# [WORK REQUIRED]
Find every line in the records below that contains the word "企业内刊电子杂志设计", and copy each such line.
--- BEGIN SUPPLIED RECORDS ---
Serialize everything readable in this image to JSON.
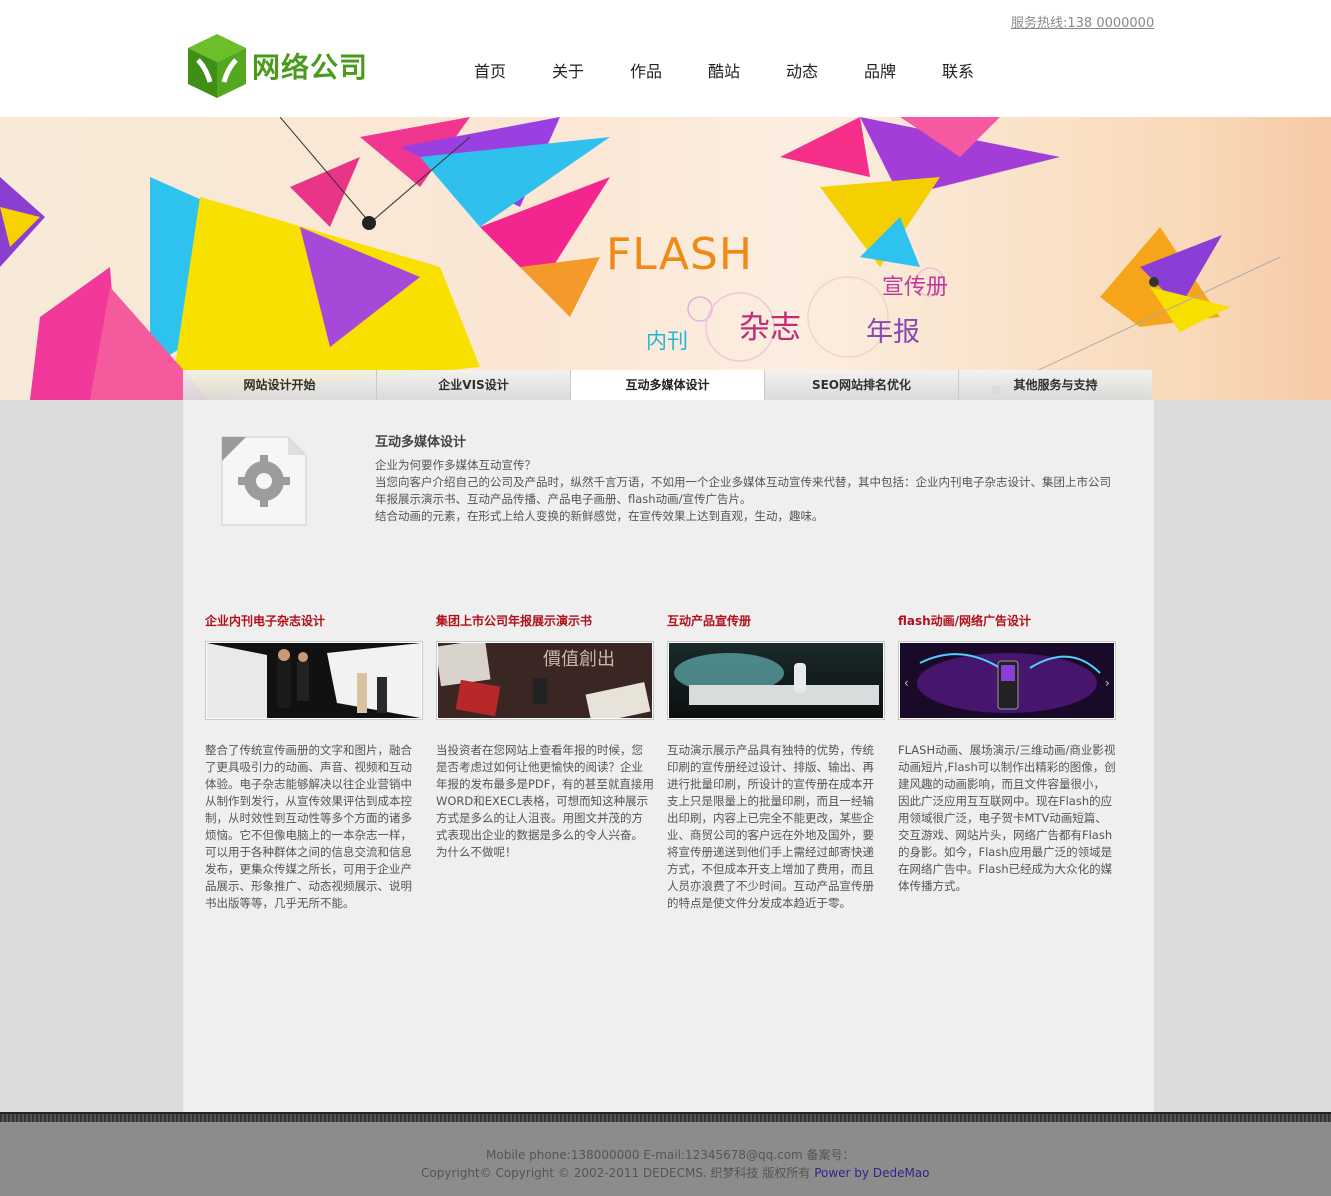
{
  "header": {
    "hotline": "服务热线:138 0000000",
    "logo_text": "网络公司",
    "nav": [
      "首页",
      "关于",
      "作品",
      "酷站",
      "动态",
      "品牌",
      "联系"
    ]
  },
  "banner": {
    "flash": "FLASH",
    "brochure": "宣传册",
    "magazine": "杂志",
    "annual_report": "年报",
    "internal": "内刊"
  },
  "tabs": {
    "items": [
      "网站设计开始",
      "企业VIS设计",
      "互动多媒体设计",
      "SEO网站排名优化",
      "其他服务与支持"
    ],
    "active": "互动多媒体设计"
  },
  "intro": {
    "title": "互动多媒体设计",
    "line1": "企业为何要作多媒体互动宣传？",
    "line2": "当您向客户介绍自己的公司及产品时，纵然千言万语，不如用一个企业多媒体互动宣传来代替，其中包括：企业内刊电子杂志设计、集团上市公司年报展示演示书、互动产品传播、产品电子画册、flash动画/宣传广告片。",
    "line3": "结合动画的元素，在形式上给人变换的新鲜感觉，在宣传效果上达到直观，生动，趣味。"
  },
  "columns": [
    {
      "title": "企业内刊电子杂志设计",
      "text": "整合了传统宣传画册的文字和图片，融合了更具吸引力的动画、声音、视频和互动体验。电子杂志能够解决以往企业营销中从制作到发行，从宣传效果评估到成本控制，从时效性到互动性等多个方面的诸多烦恼。它不但像电脑上的一本杂志一样，可以用于各种群体之间的信息交流和信息发布，更集众传媒之所长，可用于企业产品展示、形象推广、动态视频展示、说明书出版等等，几乎无所不能。"
    },
    {
      "title": "集团上市公司年报展示演示书",
      "image_text": "價值創出",
      "text": "当投资者在您网站上查看年报的时候，您是否考虑过如何让他更愉快的阅读？企业年报的发布最多是PDF，有的甚至就直接用WORD和EXECL表格，可想而知这种展示方式是多么的让人沮丧。用图文并茂的方式表现出企业的数据是多么的令人兴奋。为什么不做呢！"
    },
    {
      "title": "互动产品宣传册",
      "text": "互动演示展示产品具有独特的优势，传统印刷的宣传册经过设计、排版、输出、再进行批量印刷，所设计的宣传册在成本开支上只是限量上的批量印刷，而且一经输出印刷，内容上已完全不能更改，某些企业、商贸公司的客户远在外地及国外，要将宣传册递送到他们手上需经过邮寄快递方式，不但成本开支上增加了费用，而且人员亦浪费了不少时间。互动产品宣传册的特点是使文件分发成本趋近于零。"
    },
    {
      "title": "flash动画/网络广告设计",
      "text": "FLASH动画、展场演示/三维动画/商业影视动画短片,Flash可以制作出精彩的图像，创建风趣的动画影响，而且文件容量很小，因此广泛应用互互联网中。现在Flash的应用领域很广泛，电子贺卡MTV动画短篇、交互游戏、网站片头，网络广告都有Flash的身影。如今，Flash应用最广泛的领域是在网络广告中。Flash已经成为大众化的媒体传播方式。"
    }
  ],
  "footer": {
    "line1": "Mobile phone:138000000  E-mail:12345678@qq.com  备案号：",
    "line2": "Copyright© Copyright © 2002-2011 DEDECMS. 织梦科技 版权所有 ",
    "power": "Power by DedeMao"
  }
}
--- END SUPPLIED RECORDS ---
# [THE RESULT]
    "line2": "当您向客户介绍自己的公司及产品时，纵然千言万语，不如用一个企业多媒体互动宣传来代替，其中包括：企业内刊电子杂志设计、集团上市公司年报展示演示书、互动产品传播、产品电子画册、flash动画/宣传广告片。",
      "title": "企业内刊电子杂志设计",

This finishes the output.